Problem statement >>
Reproduce every entry exactly.
########
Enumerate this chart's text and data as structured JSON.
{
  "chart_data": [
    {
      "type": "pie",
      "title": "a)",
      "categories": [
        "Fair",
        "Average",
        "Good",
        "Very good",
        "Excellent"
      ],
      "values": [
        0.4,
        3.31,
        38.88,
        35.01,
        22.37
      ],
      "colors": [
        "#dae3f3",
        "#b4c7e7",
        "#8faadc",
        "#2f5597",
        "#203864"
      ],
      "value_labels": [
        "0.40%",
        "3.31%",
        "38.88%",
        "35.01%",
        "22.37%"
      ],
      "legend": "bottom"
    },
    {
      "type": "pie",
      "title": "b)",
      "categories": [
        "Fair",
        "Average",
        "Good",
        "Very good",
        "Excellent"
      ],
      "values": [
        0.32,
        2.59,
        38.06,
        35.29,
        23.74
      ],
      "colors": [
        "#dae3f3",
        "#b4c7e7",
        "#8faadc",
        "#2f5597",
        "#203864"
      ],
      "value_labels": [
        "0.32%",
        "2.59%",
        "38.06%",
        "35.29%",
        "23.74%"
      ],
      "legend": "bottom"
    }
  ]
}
########
Finished answer >>
Enumerate this chart's text and data as structured JSON.
{
  "chart_data": [
    {
      "type": "pie",
      "title": "a)",
      "categories": [
        "Fair",
        "Average",
        "Good",
        "Very good",
        "Excellent"
      ],
      "values": [
        0.4,
        3.31,
        38.88,
        35.01,
        22.37
      ],
      "colors": [
        "#dae3f3",
        "#b4c7e7",
        "#8faadc",
        "#2f5597",
        "#203864"
      ],
      "value_labels": [
        "0.40%",
        "3.31%",
        "38.88%",
        "35.01%",
        "22.37%"
      ],
      "legend": "bottom"
    },
    {
      "type": "pie",
      "title": "b)",
      "categories": [
        "Fair",
        "Average",
        "Good",
        "Very good",
        "Excellent"
      ],
      "values": [
        0.32,
        2.59,
        38.06,
        35.29,
        23.74
      ],
      "colors": [
        "#dae3f3",
        "#b4c7e7",
        "#8faadc",
        "#2f5597",
        "#203864"
      ],
      "value_labels": [
        "0.32%",
        "2.59%",
        "38.06%",
        "35.29%",
        "23.74%"
      ],
      "legend": "bottom"
    }
  ]
}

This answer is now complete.